## EXTRACTED MATERIAL:

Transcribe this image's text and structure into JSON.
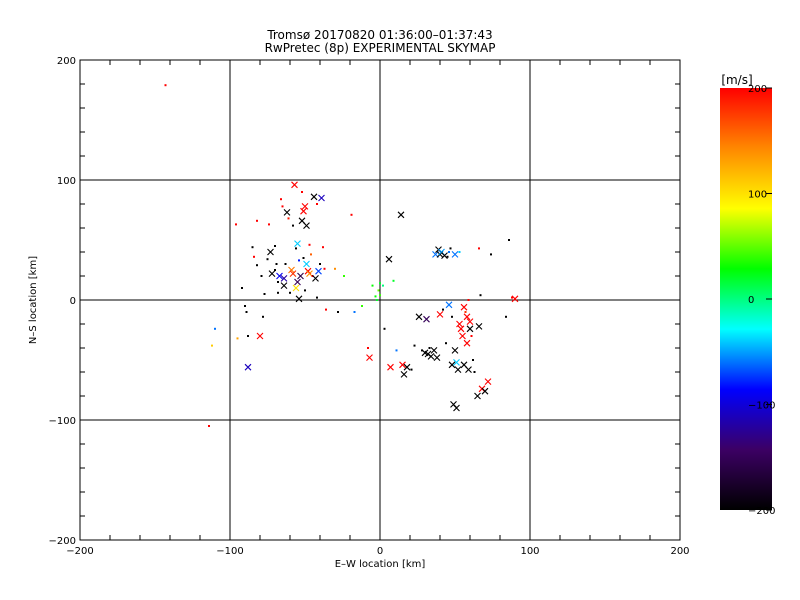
{
  "chart_data": {
    "type": "scatter",
    "title": "Tromsø 20170820 01:36:00–01:37:43",
    "subtitle": "RwPretec (8p) EXPERIMENTAL SKYMAP",
    "xlabel": "E–W location [km]",
    "ylabel": "N–S location [km]",
    "xlim": [
      -200,
      200
    ],
    "ylim": [
      -200,
      200
    ],
    "xticks": [
      -200,
      -100,
      0,
      100,
      200
    ],
    "yticks": [
      -200,
      -100,
      0,
      100,
      200
    ],
    "grid": true,
    "colorbar": {
      "label": "[m/s]",
      "range": [
        -200,
        200
      ],
      "ticks": [
        200,
        100,
        0,
        -100,
        -200
      ],
      "placement": "right",
      "colormap": [
        "#000000",
        "#3c0064",
        "#0000ff",
        "#00ffff",
        "#00ff00",
        "#ffff00",
        "#ff8800",
        "#ff0000"
      ]
    },
    "points": [
      {
        "x": -143,
        "y": 179,
        "v": 200,
        "m": "dot"
      },
      {
        "x": -114,
        "y": -105,
        "v": 200,
        "m": "dot"
      },
      {
        "x": -112,
        "y": -38,
        "v": 110,
        "m": "dot"
      },
      {
        "x": -110,
        "y": -24,
        "v": -60,
        "m": "dot"
      },
      {
        "x": -96,
        "y": 63,
        "v": 200,
        "m": "dot"
      },
      {
        "x": -95,
        "y": -32,
        "v": 130,
        "m": "dot"
      },
      {
        "x": -92,
        "y": 10,
        "v": -200,
        "m": "dot"
      },
      {
        "x": -90,
        "y": -5,
        "v": -200,
        "m": "dot"
      },
      {
        "x": -89,
        "y": -10,
        "v": -200,
        "m": "dot"
      },
      {
        "x": -88,
        "y": -56,
        "v": -110,
        "m": "x"
      },
      {
        "x": -88,
        "y": -30,
        "v": -200,
        "m": "dot"
      },
      {
        "x": -85,
        "y": 44,
        "v": -200,
        "m": "dot"
      },
      {
        "x": -84,
        "y": 36,
        "v": 200,
        "m": "dot"
      },
      {
        "x": -82,
        "y": 29,
        "v": -200,
        "m": "dot"
      },
      {
        "x": -82,
        "y": 66,
        "v": 200,
        "m": "dot"
      },
      {
        "x": -80,
        "y": -30,
        "v": 200,
        "m": "x"
      },
      {
        "x": -79,
        "y": 20,
        "v": -200,
        "m": "dot"
      },
      {
        "x": -78,
        "y": -14,
        "v": -200,
        "m": "dot"
      },
      {
        "x": -77,
        "y": 5,
        "v": -200,
        "m": "dot"
      },
      {
        "x": -75,
        "y": 34,
        "v": -200,
        "m": "dot"
      },
      {
        "x": -74,
        "y": 63,
        "v": 200,
        "m": "dot"
      },
      {
        "x": -73,
        "y": 40,
        "v": -200,
        "m": "x"
      },
      {
        "x": -72,
        "y": 22,
        "v": -200,
        "m": "x"
      },
      {
        "x": -70,
        "y": 45,
        "v": -200,
        "m": "dot"
      },
      {
        "x": -70,
        "y": 25,
        "v": -200,
        "m": "dot"
      },
      {
        "x": -69,
        "y": 30,
        "v": -200,
        "m": "dot"
      },
      {
        "x": -68,
        "y": 15,
        "v": -200,
        "m": "dot"
      },
      {
        "x": -68,
        "y": 6,
        "v": -200,
        "m": "dot"
      },
      {
        "x": -67,
        "y": 20,
        "v": -90,
        "m": "x"
      },
      {
        "x": -66,
        "y": 84,
        "v": 200,
        "m": "dot"
      },
      {
        "x": -65,
        "y": 78,
        "v": 200,
        "m": "dot"
      },
      {
        "x": -64,
        "y": 18,
        "v": -120,
        "m": "x"
      },
      {
        "x": -64,
        "y": 12,
        "v": -200,
        "m": "x"
      },
      {
        "x": -63,
        "y": 30,
        "v": -200,
        "m": "dot"
      },
      {
        "x": -62,
        "y": 73,
        "v": -200,
        "m": "x"
      },
      {
        "x": -61,
        "y": 68,
        "v": 190,
        "m": "dot"
      },
      {
        "x": -60,
        "y": 6,
        "v": -200,
        "m": "dot"
      },
      {
        "x": -59,
        "y": 25,
        "v": 150,
        "m": "x"
      },
      {
        "x": -58,
        "y": 62,
        "v": -200,
        "m": "dot"
      },
      {
        "x": -58,
        "y": 22,
        "v": 180,
        "m": "x"
      },
      {
        "x": -57,
        "y": 96,
        "v": 200,
        "m": "x"
      },
      {
        "x": -56,
        "y": 43,
        "v": -200,
        "m": "dot"
      },
      {
        "x": -56,
        "y": 10,
        "v": 100,
        "m": "x"
      },
      {
        "x": -55,
        "y": 47,
        "v": -40,
        "m": "x"
      },
      {
        "x": -55,
        "y": 15,
        "v": -150,
        "m": "x"
      },
      {
        "x": -54,
        "y": 33,
        "v": -80,
        "m": "dot"
      },
      {
        "x": -54,
        "y": 1,
        "v": -200,
        "m": "x"
      },
      {
        "x": -53,
        "y": 20,
        "v": -160,
        "m": "x"
      },
      {
        "x": -52,
        "y": 66,
        "v": -200,
        "m": "x"
      },
      {
        "x": -52,
        "y": 90,
        "v": 200,
        "m": "dot"
      },
      {
        "x": -51,
        "y": 74,
        "v": 200,
        "m": "x"
      },
      {
        "x": -51,
        "y": 35,
        "v": -200,
        "m": "dot"
      },
      {
        "x": -50,
        "y": 78,
        "v": 200,
        "m": "x"
      },
      {
        "x": -50,
        "y": 8,
        "v": -200,
        "m": "dot"
      },
      {
        "x": -49,
        "y": 62,
        "v": -200,
        "m": "x"
      },
      {
        "x": -49,
        "y": 30,
        "v": -40,
        "m": "x"
      },
      {
        "x": -48,
        "y": 24,
        "v": 200,
        "m": "x"
      },
      {
        "x": -47,
        "y": 22,
        "v": 140,
        "m": "x"
      },
      {
        "x": -47,
        "y": 46,
        "v": 200,
        "m": "dot"
      },
      {
        "x": -46,
        "y": 38,
        "v": 160,
        "m": "dot"
      },
      {
        "x": -45,
        "y": 20,
        "v": 200,
        "m": "dot"
      },
      {
        "x": -44,
        "y": 86,
        "v": -200,
        "m": "x"
      },
      {
        "x": -43,
        "y": 18,
        "v": -200,
        "m": "x"
      },
      {
        "x": -42,
        "y": 80,
        "v": 200,
        "m": "dot"
      },
      {
        "x": -42,
        "y": 2,
        "v": -200,
        "m": "dot"
      },
      {
        "x": -41,
        "y": 24,
        "v": -70,
        "m": "x"
      },
      {
        "x": -40,
        "y": 30,
        "v": -200,
        "m": "dot"
      },
      {
        "x": -39,
        "y": 85,
        "v": -110,
        "m": "x"
      },
      {
        "x": -38,
        "y": 44,
        "v": 200,
        "m": "dot"
      },
      {
        "x": -37,
        "y": 26,
        "v": 200,
        "m": "dot"
      },
      {
        "x": -36,
        "y": -8,
        "v": 200,
        "m": "dot"
      },
      {
        "x": -30,
        "y": 26,
        "v": 140,
        "m": "dot"
      },
      {
        "x": -28,
        "y": -10,
        "v": -200,
        "m": "dot"
      },
      {
        "x": -24,
        "y": 20,
        "v": 40,
        "m": "dot"
      },
      {
        "x": -19,
        "y": 71,
        "v": 200,
        "m": "dot"
      },
      {
        "x": -17,
        "y": -10,
        "v": -60,
        "m": "dot"
      },
      {
        "x": -12,
        "y": -5,
        "v": 40,
        "m": "dot"
      },
      {
        "x": -8,
        "y": -40,
        "v": 200,
        "m": "dot"
      },
      {
        "x": -7,
        "y": -48,
        "v": 200,
        "m": "x"
      },
      {
        "x": -5,
        "y": 12,
        "v": 30,
        "m": "dot"
      },
      {
        "x": -3,
        "y": 3,
        "v": 30,
        "m": "dot"
      },
      {
        "x": -2,
        "y": 0,
        "v": 20,
        "m": "dot"
      },
      {
        "x": -1,
        "y": 8,
        "v": 50,
        "m": "dot"
      },
      {
        "x": 0,
        "y": 14,
        "v": 20,
        "m": "dot"
      },
      {
        "x": 0,
        "y": 4,
        "v": 40,
        "m": "dot"
      },
      {
        "x": 2,
        "y": 12,
        "v": 0,
        "m": "dot"
      },
      {
        "x": 3,
        "y": -24,
        "v": -200,
        "m": "dot"
      },
      {
        "x": 6,
        "y": 34,
        "v": -200,
        "m": "x"
      },
      {
        "x": 7,
        "y": -56,
        "v": 200,
        "m": "x"
      },
      {
        "x": 9,
        "y": 16,
        "v": 20,
        "m": "dot"
      },
      {
        "x": 11,
        "y": -42,
        "v": -60,
        "m": "dot"
      },
      {
        "x": 14,
        "y": 71,
        "v": -200,
        "m": "x"
      },
      {
        "x": 15,
        "y": -54,
        "v": 200,
        "m": "x"
      },
      {
        "x": 16,
        "y": -62,
        "v": -200,
        "m": "x"
      },
      {
        "x": 18,
        "y": -56,
        "v": -200,
        "m": "x"
      },
      {
        "x": 21,
        "y": -58,
        "v": -200,
        "m": "dot"
      },
      {
        "x": 23,
        "y": -38,
        "v": -200,
        "m": "dot"
      },
      {
        "x": 26,
        "y": -14,
        "v": -200,
        "m": "x"
      },
      {
        "x": 28,
        "y": -42,
        "v": -200,
        "m": "dot"
      },
      {
        "x": 30,
        "y": -44,
        "v": -200,
        "m": "x"
      },
      {
        "x": 31,
        "y": -16,
        "v": -150,
        "m": "x"
      },
      {
        "x": 32,
        "y": -45,
        "v": -200,
        "m": "x"
      },
      {
        "x": 33,
        "y": -40,
        "v": -200,
        "m": "dot"
      },
      {
        "x": 34,
        "y": -47,
        "v": -200,
        "m": "x"
      },
      {
        "x": 36,
        "y": -42,
        "v": -200,
        "m": "x"
      },
      {
        "x": 37,
        "y": 38,
        "v": -60,
        "m": "x"
      },
      {
        "x": 38,
        "y": -48,
        "v": -200,
        "m": "x"
      },
      {
        "x": 39,
        "y": 42,
        "v": -200,
        "m": "x"
      },
      {
        "x": 40,
        "y": 38,
        "v": -200,
        "m": "x"
      },
      {
        "x": 40,
        "y": -12,
        "v": 200,
        "m": "x"
      },
      {
        "x": 41,
        "y": 40,
        "v": -50,
        "m": "x"
      },
      {
        "x": 42,
        "y": -8,
        "v": -200,
        "m": "dot"
      },
      {
        "x": 43,
        "y": 37,
        "v": -200,
        "m": "x"
      },
      {
        "x": 44,
        "y": -36,
        "v": -200,
        "m": "dot"
      },
      {
        "x": 45,
        "y": 36,
        "v": -200,
        "m": "dot"
      },
      {
        "x": 46,
        "y": -4,
        "v": -60,
        "m": "x"
      },
      {
        "x": 46,
        "y": 40,
        "v": -60,
        "m": "dot"
      },
      {
        "x": 47,
        "y": 43,
        "v": -200,
        "m": "dot"
      },
      {
        "x": 48,
        "y": -14,
        "v": -200,
        "m": "dot"
      },
      {
        "x": 48,
        "y": -54,
        "v": -200,
        "m": "x"
      },
      {
        "x": 49,
        "y": -87,
        "v": -200,
        "m": "x"
      },
      {
        "x": 50,
        "y": 38,
        "v": -60,
        "m": "x"
      },
      {
        "x": 50,
        "y": -42,
        "v": -200,
        "m": "x"
      },
      {
        "x": 51,
        "y": -90,
        "v": -200,
        "m": "x"
      },
      {
        "x": 51,
        "y": -52,
        "v": -40,
        "m": "x"
      },
      {
        "x": 52,
        "y": -58,
        "v": -200,
        "m": "x"
      },
      {
        "x": 53,
        "y": 40,
        "v": -40,
        "m": "dot"
      },
      {
        "x": 53,
        "y": -20,
        "v": 200,
        "m": "x"
      },
      {
        "x": 54,
        "y": -24,
        "v": 200,
        "m": "x"
      },
      {
        "x": 55,
        "y": -30,
        "v": 200,
        "m": "x"
      },
      {
        "x": 56,
        "y": -6,
        "v": 200,
        "m": "x"
      },
      {
        "x": 56,
        "y": -54,
        "v": -200,
        "m": "x"
      },
      {
        "x": 57,
        "y": -10,
        "v": 180,
        "m": "dot"
      },
      {
        "x": 58,
        "y": -14,
        "v": 200,
        "m": "x"
      },
      {
        "x": 58,
        "y": -36,
        "v": 200,
        "m": "x"
      },
      {
        "x": 59,
        "y": 0,
        "v": 200,
        "m": "dot"
      },
      {
        "x": 59,
        "y": -58,
        "v": -200,
        "m": "x"
      },
      {
        "x": 60,
        "y": -18,
        "v": 200,
        "m": "x"
      },
      {
        "x": 60,
        "y": -24,
        "v": -200,
        "m": "x"
      },
      {
        "x": 61,
        "y": -30,
        "v": 200,
        "m": "dot"
      },
      {
        "x": 62,
        "y": -50,
        "v": -200,
        "m": "dot"
      },
      {
        "x": 63,
        "y": -60,
        "v": -200,
        "m": "dot"
      },
      {
        "x": 65,
        "y": -80,
        "v": -200,
        "m": "x"
      },
      {
        "x": 66,
        "y": 43,
        "v": 200,
        "m": "dot"
      },
      {
        "x": 66,
        "y": -22,
        "v": -200,
        "m": "x"
      },
      {
        "x": 67,
        "y": 4,
        "v": -200,
        "m": "dot"
      },
      {
        "x": 68,
        "y": -74,
        "v": 200,
        "m": "x"
      },
      {
        "x": 70,
        "y": -76,
        "v": -200,
        "m": "x"
      },
      {
        "x": 72,
        "y": -68,
        "v": 200,
        "m": "x"
      },
      {
        "x": 74,
        "y": 38,
        "v": -200,
        "m": "dot"
      },
      {
        "x": 84,
        "y": -14,
        "v": -200,
        "m": "dot"
      },
      {
        "x": 86,
        "y": 50,
        "v": -200,
        "m": "dot"
      },
      {
        "x": 88,
        "y": 2,
        "v": 200,
        "m": "dot"
      },
      {
        "x": 90,
        "y": 1,
        "v": 200,
        "m": "x"
      }
    ]
  }
}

## REQUIREMENT:
Reply with only the number of lines in the material above where the string "location" appears.

## OUTPUT OF THE EXERCISE:
2